Ele esteve em todos os momentos daquela guerra, absolutamente exposto.

Antº Rosinha

Anónimo disse...

Camaradas
Uma coisa é certa: o" Caco Baldé" "tinha-os no sítio e bem pretos " pois arriscava-se aonde os Ten.Cor. Comandantes de Batalhão e alguns capitães QP , comandantes de Compª não iam. Os meus Comandantes de Batalhão, Ten Cor.Cav. Chaves Guimarães, saíu uma vez para N.Lamego para ir de ferias, sofreu uma emboscada, andava lá parecia uma barata tonta, de gatas conforme testemunhos presenciais. Quando regressou de férias, passado pouco tempo tivemos a visita do "Caco" que o apanhou às 9 h da manhã na cama, mandou convocar uma reunião e após esta, destitui-o do Comando, e esperou por ele no heli e levou-o com as malinhas para Bissau.
O outro que o substituiu , Ten.Cor.Cav. Paixão Ribeiro, só saia de DO ou heli.
Alfa Bravo
Luís Borrega

Anónimo disse...

Vamos ver se ajuda!

Mais pista que palpite.

O homem que está à esquerda do Gen. Spínola (aqui no Blog uma vez escrevi "Caco" e caiume em cima o Carmo e a Trindade)pois bem esse homem de óculos escuros encoberto por um indíviduo de cor, foi o Comandante dos "Lassas" em Cufar e pouco depois da foto, Comandante do COP3. A pista está lançada.

======

Exercício proposto a: Segundo o texto, a que horas o "Caco" apanhou na cama o comandante de batalhão que regressara de férias?

======

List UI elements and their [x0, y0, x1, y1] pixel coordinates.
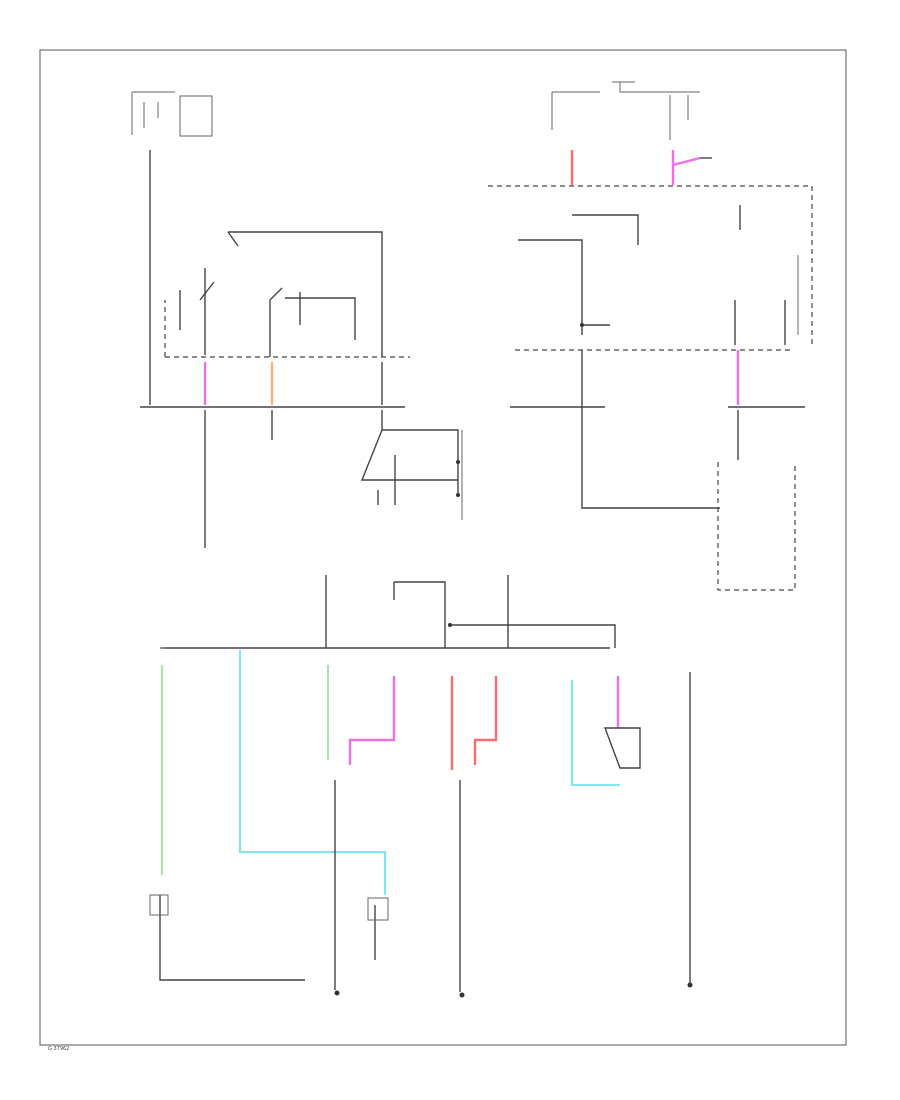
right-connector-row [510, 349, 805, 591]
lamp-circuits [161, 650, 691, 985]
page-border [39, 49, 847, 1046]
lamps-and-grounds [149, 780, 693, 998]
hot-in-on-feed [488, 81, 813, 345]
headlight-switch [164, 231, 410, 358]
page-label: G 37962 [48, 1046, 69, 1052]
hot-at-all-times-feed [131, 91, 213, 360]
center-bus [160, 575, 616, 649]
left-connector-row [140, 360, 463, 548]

======

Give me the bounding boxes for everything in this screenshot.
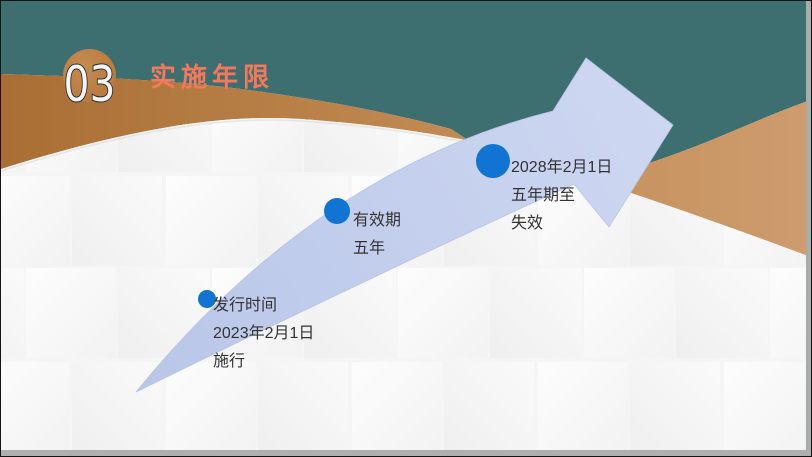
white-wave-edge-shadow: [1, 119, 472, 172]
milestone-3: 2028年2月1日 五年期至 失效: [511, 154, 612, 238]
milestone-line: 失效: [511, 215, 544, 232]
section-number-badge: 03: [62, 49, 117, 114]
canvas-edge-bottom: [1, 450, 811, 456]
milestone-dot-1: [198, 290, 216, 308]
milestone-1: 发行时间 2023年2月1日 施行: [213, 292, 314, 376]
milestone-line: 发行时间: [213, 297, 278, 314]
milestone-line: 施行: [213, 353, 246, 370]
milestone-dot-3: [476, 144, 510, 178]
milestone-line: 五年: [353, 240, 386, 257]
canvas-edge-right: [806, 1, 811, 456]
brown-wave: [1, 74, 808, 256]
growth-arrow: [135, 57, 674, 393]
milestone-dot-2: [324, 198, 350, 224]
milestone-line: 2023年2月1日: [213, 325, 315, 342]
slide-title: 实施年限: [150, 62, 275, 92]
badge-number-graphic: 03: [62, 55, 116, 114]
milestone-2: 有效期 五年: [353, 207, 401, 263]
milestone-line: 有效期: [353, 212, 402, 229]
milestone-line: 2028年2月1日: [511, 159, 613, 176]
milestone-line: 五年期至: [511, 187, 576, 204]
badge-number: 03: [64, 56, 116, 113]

======

Exercício proposto b: Transforma numa lista numerada as linhas da listagem, desde a linha com "Give me the" até à linha com "milestone-dot-2: [324, 198, 350, 224]", ambas incluídas. Omite as linhas em branco e deixa as imagens de fora.

Resposta a: Às 9 h da manhã.

Resposta b:
1. Give me the bounding boxes for everything in this screenshot.
2. white-wave-edge-shadow: [1, 119, 472, 172]
3. milestone-3: 2028年2月1日 五年期至 失效: [511, 154, 612, 238]
4. milestone-line: 失效: [511, 215, 544, 232]
5. section-number-badge: 03: [62, 49, 117, 114]
6. canvas-edge-bottom: [1, 450, 811, 456]
7. milestone-dot-1: [198, 290, 216, 308]
8. milestone-1: 发行时间 2023年2月1日 施行: [213, 292, 314, 376]
9. milestone-line: 发行时间: [213, 297, 278, 314]
10. milestone-line: 施行: [213, 353, 246, 370]
11. milestone-dot-3: [476, 144, 510, 178]
12. milestone-line: 五年: [353, 240, 386, 257]
13. canvas-edge-right: [806, 1, 811, 456]
14. brown-wave: [1, 74, 808, 256]
15. growth-arrow: [135, 57, 674, 393]
16. milestone-dot-2: [324, 198, 350, 224]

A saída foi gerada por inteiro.